**** DATASET RECORDS ****

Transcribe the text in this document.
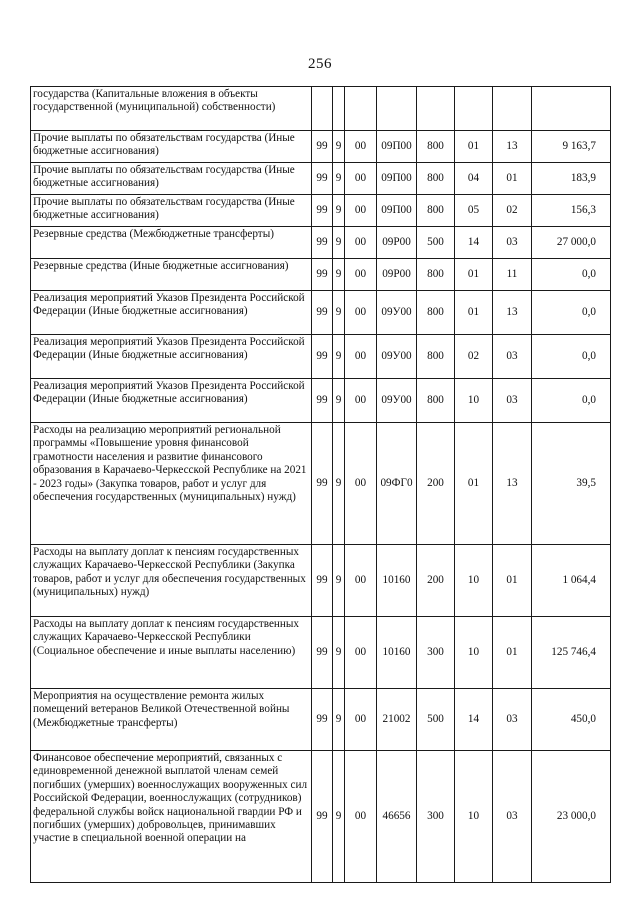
256
государства (Капитальные вложения в объекты государственной (муниципальной) собственности)								
Прочие выплаты по обязательствам государства (Иные бюджетные ассигнования)	99	9	00	09П00	800	01	13	9 163,7
Прочие выплаты по обязательствам государства (Иные бюджетные ассигнования)	99	9	00	09П00	800	04	01	183,9
Прочие выплаты по обязательствам государства (Иные бюджетные ассигнования)	99	9	00	09П00	800	05	02	156,3
Резервные средства (Межбюджетные трансферты)	99	9	00	09Р00	500	14	03	27 000,0
Резервные средства (Иные бюджетные ассигнования)	99	9	00	09Р00	800	01	11	0,0
Реализация мероприятий Указов Президента Российской Федерации (Иные бюджетные ассигнования)	99	9	00	09У00	800	01	13	0,0
Реализация мероприятий Указов Президента Российской Федерации (Иные бюджетные ассигнования)	99	9	00	09У00	800	02	03	0,0
Реализация мероприятий Указов Президента Российской Федерации (Иные бюджетные ассигнования)	99	9	00	09У00	800	10	03	0,0
Расходы на реализацию мероприятий региональной программы «Повышение уровня финансовой грамотности населения и развитие финансового образования в Карачаево-Черкесской Республике на 2021 - 2023 годы» (Закупка товаров, работ и услуг для обеспечения государственных (муниципальных) нужд)	99	9	00	09ФГ0	200	01	13	39,5
Расходы на выплату доплат к пенсиям государственных служащих Карачаево-Черкесской Республики (Закупка товаров, работ и услуг для обеспечения государственных (муниципальных) нужд)	99	9	00	10160	200	10	01	1 064,4
Расходы на выплату доплат к пенсиям государственных служащих Карачаево-Черкесской Республики (Социальное обеспечение и иные выплаты населению)	99	9	00	10160	300	10	01	125 746,4
Мероприятия на осуществление ремонта жилых помещений ветеранов Великой Отечественной войны (Межбюджетные трансферты)	99	9	00	21002	500	14	03	450,0
Финансовое обеспечение мероприятий, связанных с единовременной денежной выплатой членам семей погибших (умерших) военнослужащих вооруженных сил Российской Федерации, военнослужащих (сотрудников) федеральной службы войск национальной гвардии РФ и погибших (умерших) добровольцев, принимавших участие в специальной военной операции на	99	9	00	46656	300	10	03	23 000,0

****

TASK DESCRIPTION.
Working from the entries above, return all lines that contain "муниципальных".

SOLUTION TO THIS PROBLEM.
Расходы на реализацию мероприятий региональной программы «Повышение уровня финансовой грамотности населения и развитие финансового образования в Карачаево-Черкесской Республике на 2021 - 2023 годы» (Закупка товаров, работ и услуг для обеспечения государственных (муниципальных) нужд)	99	9	00	09ФГ0	200	01	13	39,5
Расходы на выплату доплат к пенсиям государственных служащих Карачаево-Черкесской Республики (Закупка товаров, работ и услуг для обеспечения государственных (муниципальных) нужд)	99	9	00	10160	200	10	01	1 064,4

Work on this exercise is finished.